● **STATED PROBLEM**
Go through the data below and copy it exactly, skipping every picture.

● **Records that describe figures**
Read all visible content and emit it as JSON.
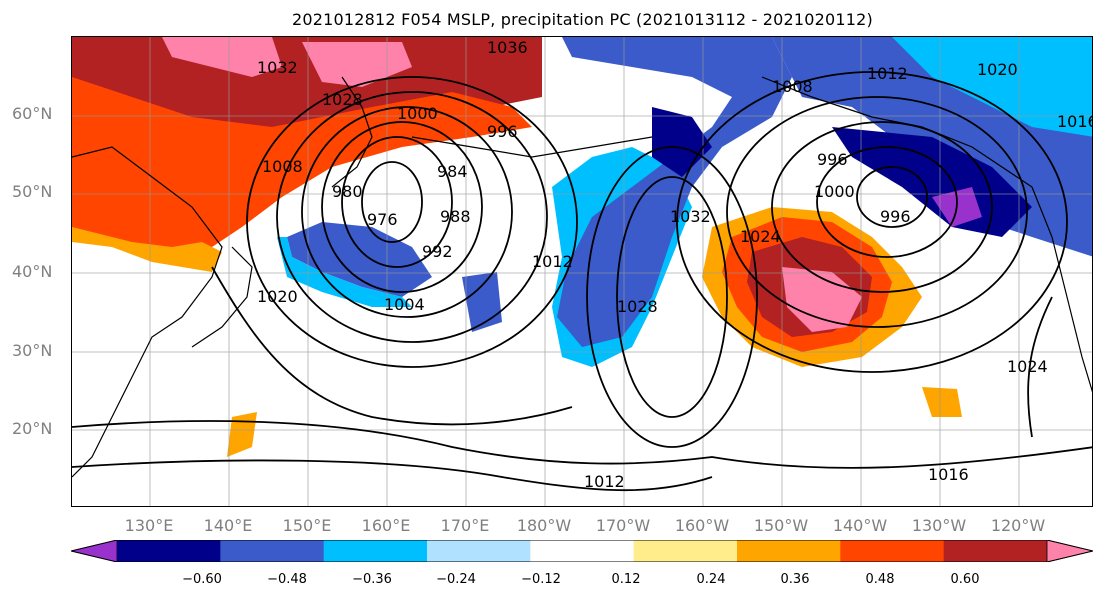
{
  "title": "2021012812 F054 MSLP, precipitation PC (2021013112 - 2021020112)",
  "lat_labels": [
    "60°N",
    "50°N",
    "40°N",
    "30°N",
    "20°N"
  ],
  "lon_labels": [
    "130°E",
    "140°E",
    "150°E",
    "160°E",
    "170°E",
    "180°W",
    "170°W",
    "160°W",
    "150°W",
    "140°W",
    "130°W",
    "120°W"
  ],
  "contour_labels": [
    "1036",
    "1032",
    "1028",
    "1000",
    "996",
    "984",
    "980",
    "976",
    "988",
    "992",
    "1004",
    "1008",
    "1012",
    "1020",
    "1032",
    "1028",
    "1024",
    "1008",
    "996",
    "1000",
    "996",
    "1012",
    "1020",
    "1016",
    "1024",
    "1012",
    "1016"
  ],
  "colorbar": {
    "ticks": [
      "−0.60",
      "−0.48",
      "−0.36",
      "−0.24",
      "−0.12",
      "0.12",
      "0.24",
      "0.36",
      "0.48",
      "0.60"
    ],
    "colors": [
      "#9932CC",
      "#00008B",
      "#3A5BC9",
      "#00BFFF",
      "#B0E2FF",
      "#FFFFFF",
      "#FFEC8B",
      "#FFA500",
      "#FF4500",
      "#B22222",
      "#FF82AB"
    ]
  }
}
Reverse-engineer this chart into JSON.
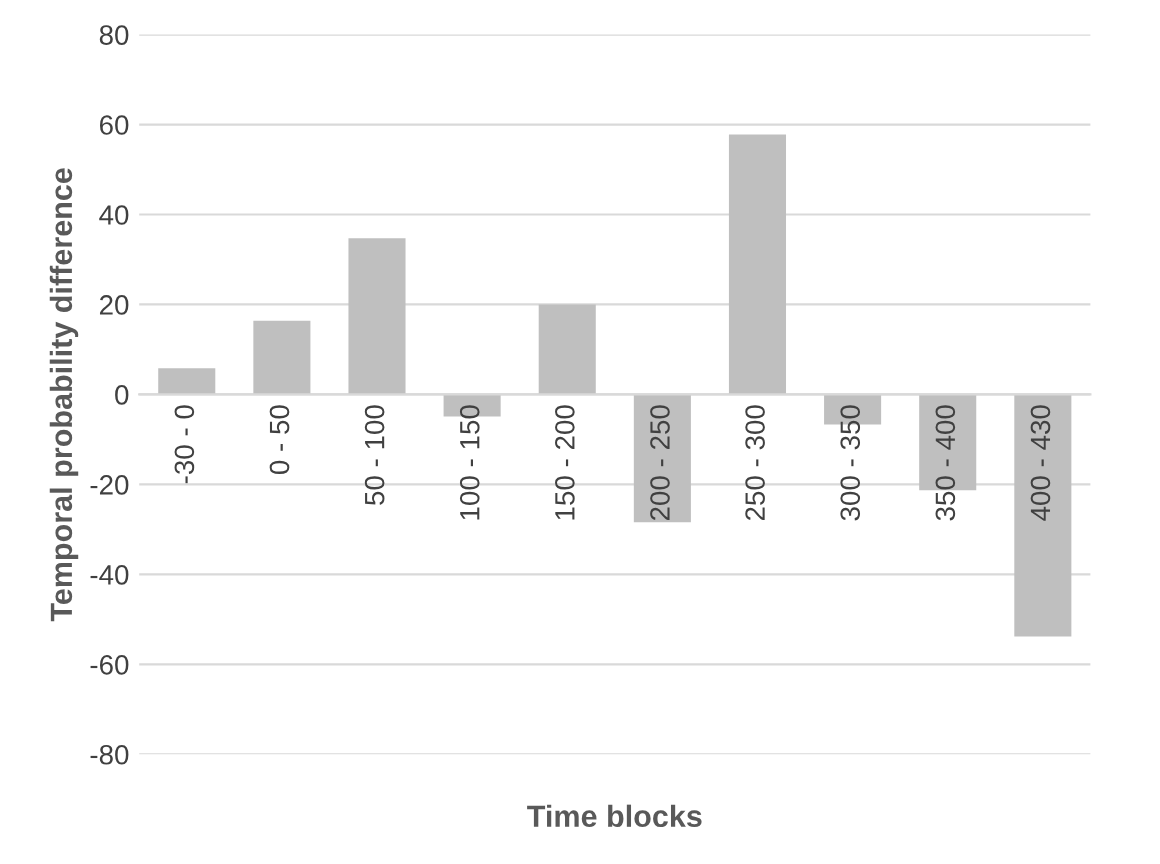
{
  "chart_data": {
    "type": "bar",
    "xlabel": "Time blocks",
    "ylabel": "Temporal probability difference",
    "categories": [
      "-30 - 0",
      "0 - 50",
      "50 - 100",
      "100 - 150",
      "150 - 200",
      "200 - 250",
      "250 - 300",
      "300 - 350",
      "350 - 400",
      "400 - 430"
    ],
    "values": [
      5.8,
      16.4,
      34.7,
      -4.9,
      20,
      -28.4,
      57.8,
      -6.7,
      -21.3,
      -53.8
    ],
    "color": "#bfbfbf",
    "ylim": [
      -80,
      80
    ],
    "yticks": [
      -80,
      -60,
      -40,
      -20,
      0,
      20,
      40,
      60,
      80
    ],
    "grid": "y",
    "legend": false
  }
}
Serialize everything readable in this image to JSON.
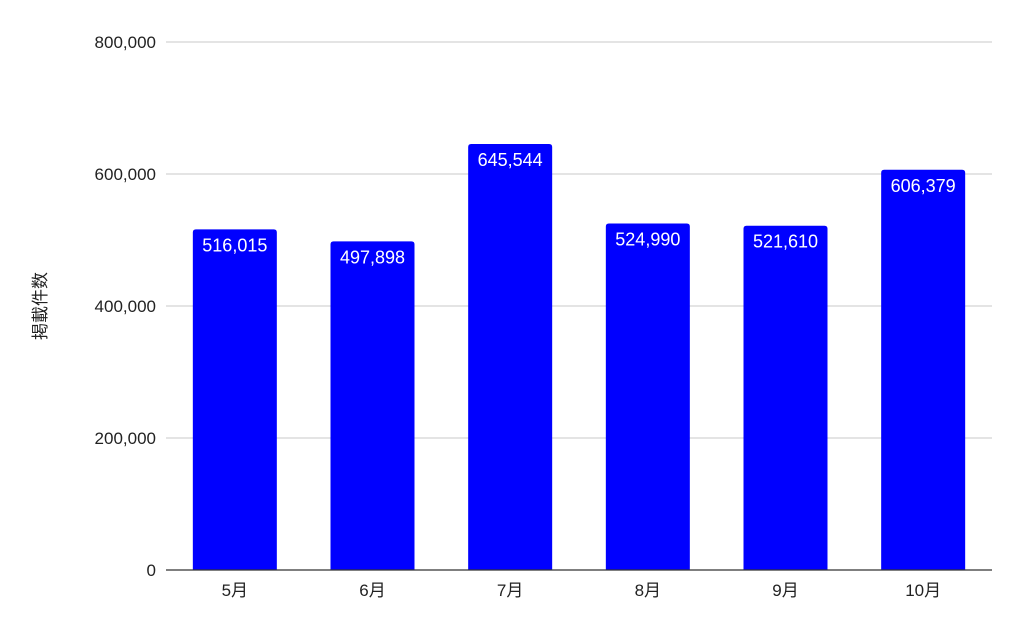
{
  "chart_data": {
    "type": "bar",
    "title": "",
    "xlabel": "",
    "ylabel": "掲載件数",
    "categories": [
      "5月",
      "6月",
      "7月",
      "8月",
      "9月",
      "10月"
    ],
    "values": [
      516015,
      497898,
      645544,
      524990,
      521610,
      606379
    ],
    "value_labels": [
      "516,015",
      "497,898",
      "645,544",
      "524,990",
      "521,610",
      "606,379"
    ],
    "ylim": [
      0,
      800000
    ],
    "yticks": [
      0,
      200000,
      400000,
      600000,
      800000
    ],
    "ytick_labels": [
      "0",
      "200,000",
      "400,000",
      "600,000",
      "800,000"
    ],
    "grid": true,
    "legend": "none",
    "bar_color": "#0000FF"
  }
}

● **CORRECT RESPONSE**
Read all visible content and emit it as JSON.
{
  "title": "2021012812 F054 MSLP, precipitation PC (2021013112 - 2021020112)",
  "lat_labels": [
    "60°N",
    "50°N",
    "40°N",
    "30°N",
    "20°N"
  ],
  "lon_labels": [
    "130°E",
    "140°E",
    "150°E",
    "160°E",
    "170°E",
    "180°W",
    "170°W",
    "160°W",
    "150°W",
    "140°W",
    "130°W",
    "120°W"
  ],
  "contour_labels": [
    "1036",
    "1032",
    "1028",
    "1000",
    "996",
    "984",
    "980",
    "976",
    "988",
    "992",
    "1004",
    "1008",
    "1012",
    "1020",
    "1032",
    "1028",
    "1024",
    "1008",
    "996",
    "1000",
    "996",
    "1012",
    "1020",
    "1016",
    "1024",
    "1012",
    "1016"
  ],
  "colorbar": {
    "ticks": [
      "−0.60",
      "−0.48",
      "−0.36",
      "−0.24",
      "−0.12",
      "0.12",
      "0.24",
      "0.36",
      "0.48",
      "0.60"
    ],
    "colors": [
      "#9932CC",
      "#00008B",
      "#3A5BC9",
      "#00BFFF",
      "#B0E2FF",
      "#FFFFFF",
      "#FFEC8B",
      "#FFA500",
      "#FF4500",
      "#B22222",
      "#FF82AB"
    ]
  }
}
Reverse-engineer this chart into JSON.
{
  "chart_data": {
    "type": "bar",
    "xlabel": "Time blocks",
    "ylabel": "Temporal probability difference",
    "categories": [
      "-30 - 0",
      "0 - 50",
      "50 - 100",
      "100 - 150",
      "150 - 200",
      "200 - 250",
      "250 - 300",
      "300 - 350",
      "350 - 400",
      "400 - 430"
    ],
    "values": [
      5.8,
      16.4,
      34.7,
      -4.9,
      20,
      -28.4,
      57.8,
      -6.7,
      -21.3,
      -53.8
    ],
    "color": "#bfbfbf",
    "ylim": [
      -80,
      80
    ],
    "yticks": [
      -80,
      -60,
      -40,
      -20,
      0,
      20,
      40,
      60,
      80
    ],
    "grid": "y",
    "legend": false
  }
}
Serialize everything readable in this image to JSON.
{
  "chart_data": {
    "type": "bar",
    "title": "",
    "xlabel": "",
    "ylabel": "掲載件数",
    "categories": [
      "5月",
      "6月",
      "7月",
      "8月",
      "9月",
      "10月"
    ],
    "values": [
      516015,
      497898,
      645544,
      524990,
      521610,
      606379
    ],
    "value_labels": [
      "516,015",
      "497,898",
      "645,544",
      "524,990",
      "521,610",
      "606,379"
    ],
    "ylim": [
      0,
      800000
    ],
    "yticks": [
      0,
      200000,
      400000,
      600000,
      800000
    ],
    "ytick_labels": [
      "0",
      "200,000",
      "400,000",
      "600,000",
      "800,000"
    ],
    "grid": true,
    "legend": "none",
    "bar_color": "#0000FF"
  }
}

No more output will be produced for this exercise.